* **Exercise description**
Lines containing the word "name" should be extracted in full.

BEGIN The data

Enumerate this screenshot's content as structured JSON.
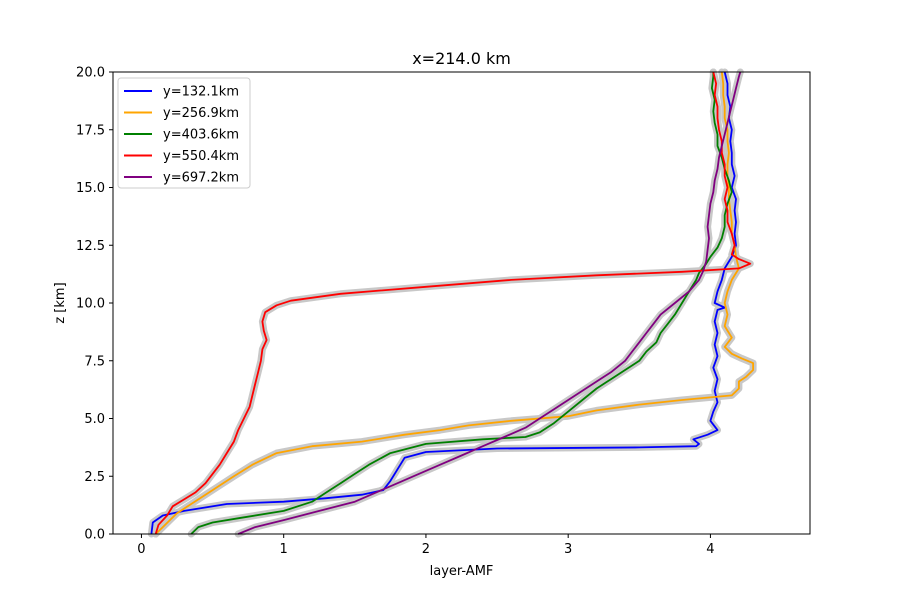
{
  "chart_data": {
    "type": "line",
    "title": "x=214.0 km",
    "xlabel": "layer-AMF",
    "ylabel": "z [km]",
    "xlim": [
      -0.2,
      4.7
    ],
    "ylim": [
      0.0,
      20.0
    ],
    "xticks": [
      0,
      1,
      2,
      3,
      4
    ],
    "xtick_labels": [
      "0",
      "1",
      "2",
      "3",
      "4"
    ],
    "yticks": [
      0.0,
      2.5,
      5.0,
      7.5,
      10.0,
      12.5,
      15.0,
      17.5,
      20.0
    ],
    "ytick_labels": [
      "0.0",
      "2.5",
      "5.0",
      "7.5",
      "10.0",
      "12.5",
      "15.0",
      "17.5",
      "20.0"
    ],
    "grid": false,
    "legend_position": "top-left",
    "uncertainty_band_color": "#c8c8c8",
    "series": [
      {
        "name": "y=132.1km",
        "color": "#0000ff",
        "points": [
          [
            0.07,
            0.0
          ],
          [
            0.08,
            0.5
          ],
          [
            0.15,
            0.8
          ],
          [
            0.3,
            1.0
          ],
          [
            0.6,
            1.3
          ],
          [
            1.0,
            1.4
          ],
          [
            1.3,
            1.55
          ],
          [
            1.55,
            1.7
          ],
          [
            1.7,
            1.9
          ],
          [
            1.75,
            2.3
          ],
          [
            1.8,
            2.8
          ],
          [
            1.85,
            3.3
          ],
          [
            2.0,
            3.55
          ],
          [
            2.5,
            3.7
          ],
          [
            3.5,
            3.75
          ],
          [
            3.9,
            3.8
          ],
          [
            3.92,
            3.9
          ],
          [
            3.88,
            4.1
          ],
          [
            3.98,
            4.3
          ],
          [
            4.05,
            4.5
          ],
          [
            4.0,
            4.9
          ],
          [
            4.02,
            5.3
          ],
          [
            4.05,
            5.7
          ],
          [
            4.03,
            6.2
          ],
          [
            4.05,
            6.7
          ],
          [
            4.02,
            7.2
          ],
          [
            4.05,
            7.7
          ],
          [
            4.03,
            8.2
          ],
          [
            4.05,
            8.7
          ],
          [
            4.03,
            9.2
          ],
          [
            4.05,
            9.7
          ],
          [
            4.1,
            9.8
          ],
          [
            4.03,
            10.0
          ],
          [
            4.05,
            10.5
          ],
          [
            4.08,
            11.0
          ],
          [
            4.1,
            11.5
          ],
          [
            4.15,
            12.0
          ],
          [
            4.18,
            12.5
          ],
          [
            4.17,
            13.0
          ],
          [
            4.18,
            13.5
          ],
          [
            4.17,
            14.0
          ],
          [
            4.18,
            14.5
          ],
          [
            4.15,
            15.0
          ],
          [
            4.17,
            15.5
          ],
          [
            4.15,
            16.0
          ],
          [
            4.15,
            16.5
          ],
          [
            4.14,
            17.0
          ],
          [
            4.15,
            17.5
          ],
          [
            4.13,
            18.0
          ],
          [
            4.14,
            18.5
          ],
          [
            4.12,
            19.0
          ],
          [
            4.12,
            19.5
          ],
          [
            4.1,
            20.0
          ]
        ]
      },
      {
        "name": "y=256.9km",
        "color": "#ffa500",
        "points": [
          [
            0.1,
            0.0
          ],
          [
            0.15,
            0.3
          ],
          [
            0.2,
            0.6
          ],
          [
            0.25,
            0.9
          ],
          [
            0.35,
            1.3
          ],
          [
            0.45,
            1.7
          ],
          [
            0.55,
            2.1
          ],
          [
            0.65,
            2.5
          ],
          [
            0.78,
            3.0
          ],
          [
            0.95,
            3.5
          ],
          [
            1.2,
            3.8
          ],
          [
            1.55,
            4.0
          ],
          [
            1.85,
            4.3
          ],
          [
            2.1,
            4.5
          ],
          [
            2.3,
            4.7
          ],
          [
            2.6,
            4.9
          ],
          [
            3.0,
            5.1
          ],
          [
            3.2,
            5.35
          ],
          [
            3.5,
            5.6
          ],
          [
            3.8,
            5.8
          ],
          [
            4.15,
            6.0
          ],
          [
            4.2,
            6.3
          ],
          [
            4.2,
            6.6
          ],
          [
            4.25,
            6.8
          ],
          [
            4.3,
            7.1
          ],
          [
            4.3,
            7.4
          ],
          [
            4.22,
            7.6
          ],
          [
            4.15,
            7.8
          ],
          [
            4.1,
            8.1
          ],
          [
            4.15,
            8.5
          ],
          [
            4.1,
            9.0
          ],
          [
            4.12,
            9.5
          ],
          [
            4.1,
            10.0
          ],
          [
            4.12,
            10.5
          ],
          [
            4.15,
            11.0
          ],
          [
            4.2,
            11.5
          ],
          [
            4.18,
            12.0
          ],
          [
            4.17,
            12.5
          ],
          [
            4.15,
            13.0
          ],
          [
            4.15,
            13.5
          ],
          [
            4.14,
            14.0
          ],
          [
            4.13,
            14.5
          ],
          [
            4.13,
            15.0
          ],
          [
            4.12,
            15.5
          ],
          [
            4.12,
            16.0
          ],
          [
            4.13,
            16.5
          ],
          [
            4.12,
            17.0
          ],
          [
            4.12,
            17.5
          ],
          [
            4.1,
            18.0
          ],
          [
            4.1,
            18.5
          ],
          [
            4.09,
            19.0
          ],
          [
            4.09,
            19.5
          ],
          [
            4.08,
            20.0
          ]
        ]
      },
      {
        "name": "y=403.6km",
        "color": "#008000",
        "points": [
          [
            0.35,
            0.0
          ],
          [
            0.4,
            0.3
          ],
          [
            0.5,
            0.5
          ],
          [
            0.7,
            0.7
          ],
          [
            1.0,
            1.0
          ],
          [
            1.2,
            1.4
          ],
          [
            1.3,
            1.8
          ],
          [
            1.4,
            2.2
          ],
          [
            1.5,
            2.6
          ],
          [
            1.6,
            3.0
          ],
          [
            1.75,
            3.5
          ],
          [
            2.0,
            3.9
          ],
          [
            2.4,
            4.1
          ],
          [
            2.7,
            4.2
          ],
          [
            2.8,
            4.4
          ],
          [
            2.9,
            4.8
          ],
          [
            3.0,
            5.3
          ],
          [
            3.1,
            5.8
          ],
          [
            3.2,
            6.3
          ],
          [
            3.3,
            6.7
          ],
          [
            3.4,
            7.1
          ],
          [
            3.5,
            7.5
          ],
          [
            3.55,
            7.9
          ],
          [
            3.62,
            8.3
          ],
          [
            3.65,
            8.7
          ],
          [
            3.7,
            9.1
          ],
          [
            3.75,
            9.5
          ],
          [
            3.8,
            10.0
          ],
          [
            3.85,
            10.5
          ],
          [
            3.9,
            11.0
          ],
          [
            3.92,
            11.3
          ],
          [
            3.97,
            11.7
          ],
          [
            4.0,
            12.0
          ],
          [
            4.05,
            12.4
          ],
          [
            4.08,
            12.8
          ],
          [
            4.1,
            13.3
          ],
          [
            4.1,
            13.8
          ],
          [
            4.12,
            14.3
          ],
          [
            4.15,
            14.8
          ],
          [
            4.13,
            15.3
          ],
          [
            4.1,
            15.8
          ],
          [
            4.08,
            16.3
          ],
          [
            4.05,
            16.8
          ],
          [
            4.05,
            17.3
          ],
          [
            4.03,
            17.8
          ],
          [
            4.02,
            18.3
          ],
          [
            4.03,
            18.8
          ],
          [
            4.01,
            19.3
          ],
          [
            4.02,
            19.8
          ],
          [
            4.02,
            20.0
          ]
        ]
      },
      {
        "name": "y=550.4km",
        "color": "#ff0000",
        "points": [
          [
            0.1,
            0.0
          ],
          [
            0.12,
            0.4
          ],
          [
            0.18,
            0.8
          ],
          [
            0.22,
            1.2
          ],
          [
            0.3,
            1.5
          ],
          [
            0.38,
            1.8
          ],
          [
            0.45,
            2.2
          ],
          [
            0.5,
            2.6
          ],
          [
            0.55,
            3.0
          ],
          [
            0.6,
            3.5
          ],
          [
            0.65,
            4.0
          ],
          [
            0.68,
            4.5
          ],
          [
            0.72,
            5.0
          ],
          [
            0.76,
            5.5
          ],
          [
            0.78,
            6.0
          ],
          [
            0.8,
            6.5
          ],
          [
            0.82,
            7.0
          ],
          [
            0.84,
            7.5
          ],
          [
            0.85,
            8.0
          ],
          [
            0.88,
            8.4
          ],
          [
            0.86,
            8.8
          ],
          [
            0.85,
            9.2
          ],
          [
            0.87,
            9.6
          ],
          [
            0.95,
            9.9
          ],
          [
            1.05,
            10.1
          ],
          [
            1.4,
            10.4
          ],
          [
            2.0,
            10.7
          ],
          [
            2.6,
            11.0
          ],
          [
            3.2,
            11.2
          ],
          [
            3.8,
            11.35
          ],
          [
            4.2,
            11.5
          ],
          [
            4.28,
            11.7
          ],
          [
            4.2,
            11.9
          ],
          [
            4.15,
            12.1
          ],
          [
            4.17,
            12.5
          ],
          [
            4.15,
            13.0
          ],
          [
            4.12,
            13.5
          ],
          [
            4.12,
            14.0
          ],
          [
            4.1,
            14.5
          ],
          [
            4.12,
            15.0
          ],
          [
            4.1,
            15.5
          ],
          [
            4.1,
            16.0
          ],
          [
            4.08,
            16.5
          ],
          [
            4.08,
            17.0
          ],
          [
            4.06,
            17.5
          ],
          [
            4.05,
            18.0
          ],
          [
            4.05,
            18.5
          ],
          [
            4.03,
            19.0
          ],
          [
            4.04,
            19.5
          ],
          [
            4.02,
            20.0
          ]
        ]
      },
      {
        "name": "y=697.2km",
        "color": "#800080",
        "points": [
          [
            0.68,
            0.0
          ],
          [
            0.8,
            0.3
          ],
          [
            1.0,
            0.6
          ],
          [
            1.25,
            1.0
          ],
          [
            1.5,
            1.4
          ],
          [
            1.65,
            1.8
          ],
          [
            1.8,
            2.2
          ],
          [
            1.95,
            2.6
          ],
          [
            2.1,
            3.0
          ],
          [
            2.25,
            3.4
          ],
          [
            2.4,
            3.8
          ],
          [
            2.55,
            4.2
          ],
          [
            2.7,
            4.6
          ],
          [
            2.8,
            5.0
          ],
          [
            2.9,
            5.4
          ],
          [
            3.0,
            5.8
          ],
          [
            3.1,
            6.2
          ],
          [
            3.2,
            6.6
          ],
          [
            3.3,
            7.0
          ],
          [
            3.4,
            7.5
          ],
          [
            3.45,
            7.9
          ],
          [
            3.5,
            8.3
          ],
          [
            3.55,
            8.7
          ],
          [
            3.6,
            9.1
          ],
          [
            3.65,
            9.5
          ],
          [
            3.75,
            10.0
          ],
          [
            3.85,
            10.5
          ],
          [
            3.92,
            11.0
          ],
          [
            3.95,
            11.4
          ],
          [
            3.97,
            11.8
          ],
          [
            3.98,
            12.3
          ],
          [
            3.99,
            12.8
          ],
          [
            3.98,
            13.3
          ],
          [
            3.99,
            13.8
          ],
          [
            4.0,
            14.3
          ],
          [
            4.02,
            14.8
          ],
          [
            4.03,
            15.3
          ],
          [
            4.05,
            15.8
          ],
          [
            4.06,
            16.3
          ],
          [
            4.08,
            16.8
          ],
          [
            4.1,
            17.3
          ],
          [
            4.12,
            17.8
          ],
          [
            4.14,
            18.3
          ],
          [
            4.16,
            18.8
          ],
          [
            4.18,
            19.3
          ],
          [
            4.2,
            19.8
          ],
          [
            4.21,
            20.0
          ]
        ]
      }
    ]
  }
}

END The data

* **Full response**
        "name": "y=132.1km",
        "name": "y=256.9km",
        "name": "y=403.6km",
        "name": "y=550.4km",
        "name": "y=697.2km",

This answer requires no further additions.